| What you should do |
Copy out each line of the data that holds the word "color".

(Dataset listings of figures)
# # # # #

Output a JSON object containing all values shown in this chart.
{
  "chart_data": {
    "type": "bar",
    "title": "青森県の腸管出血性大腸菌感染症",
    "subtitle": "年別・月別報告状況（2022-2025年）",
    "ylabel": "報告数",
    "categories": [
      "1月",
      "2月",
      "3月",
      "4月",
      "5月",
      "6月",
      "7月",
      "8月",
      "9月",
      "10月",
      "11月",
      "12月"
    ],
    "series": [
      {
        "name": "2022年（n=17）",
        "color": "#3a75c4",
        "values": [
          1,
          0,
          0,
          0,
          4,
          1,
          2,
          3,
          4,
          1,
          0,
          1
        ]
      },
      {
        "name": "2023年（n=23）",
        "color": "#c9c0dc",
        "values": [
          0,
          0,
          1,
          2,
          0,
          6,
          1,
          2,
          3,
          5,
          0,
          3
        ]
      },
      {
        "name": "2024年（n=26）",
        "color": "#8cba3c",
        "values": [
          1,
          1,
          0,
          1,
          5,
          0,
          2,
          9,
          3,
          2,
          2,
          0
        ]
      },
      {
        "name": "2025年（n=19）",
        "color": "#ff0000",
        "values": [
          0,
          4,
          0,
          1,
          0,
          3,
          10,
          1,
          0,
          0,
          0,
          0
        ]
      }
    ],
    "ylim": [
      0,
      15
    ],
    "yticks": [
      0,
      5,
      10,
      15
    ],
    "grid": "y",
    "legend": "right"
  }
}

# # # # #

| Solution for this exercise |
        "color": "#3a75c4",
        "color": "#c9c0dc",
        "color": "#8cba3c",
        "color": "#ff0000",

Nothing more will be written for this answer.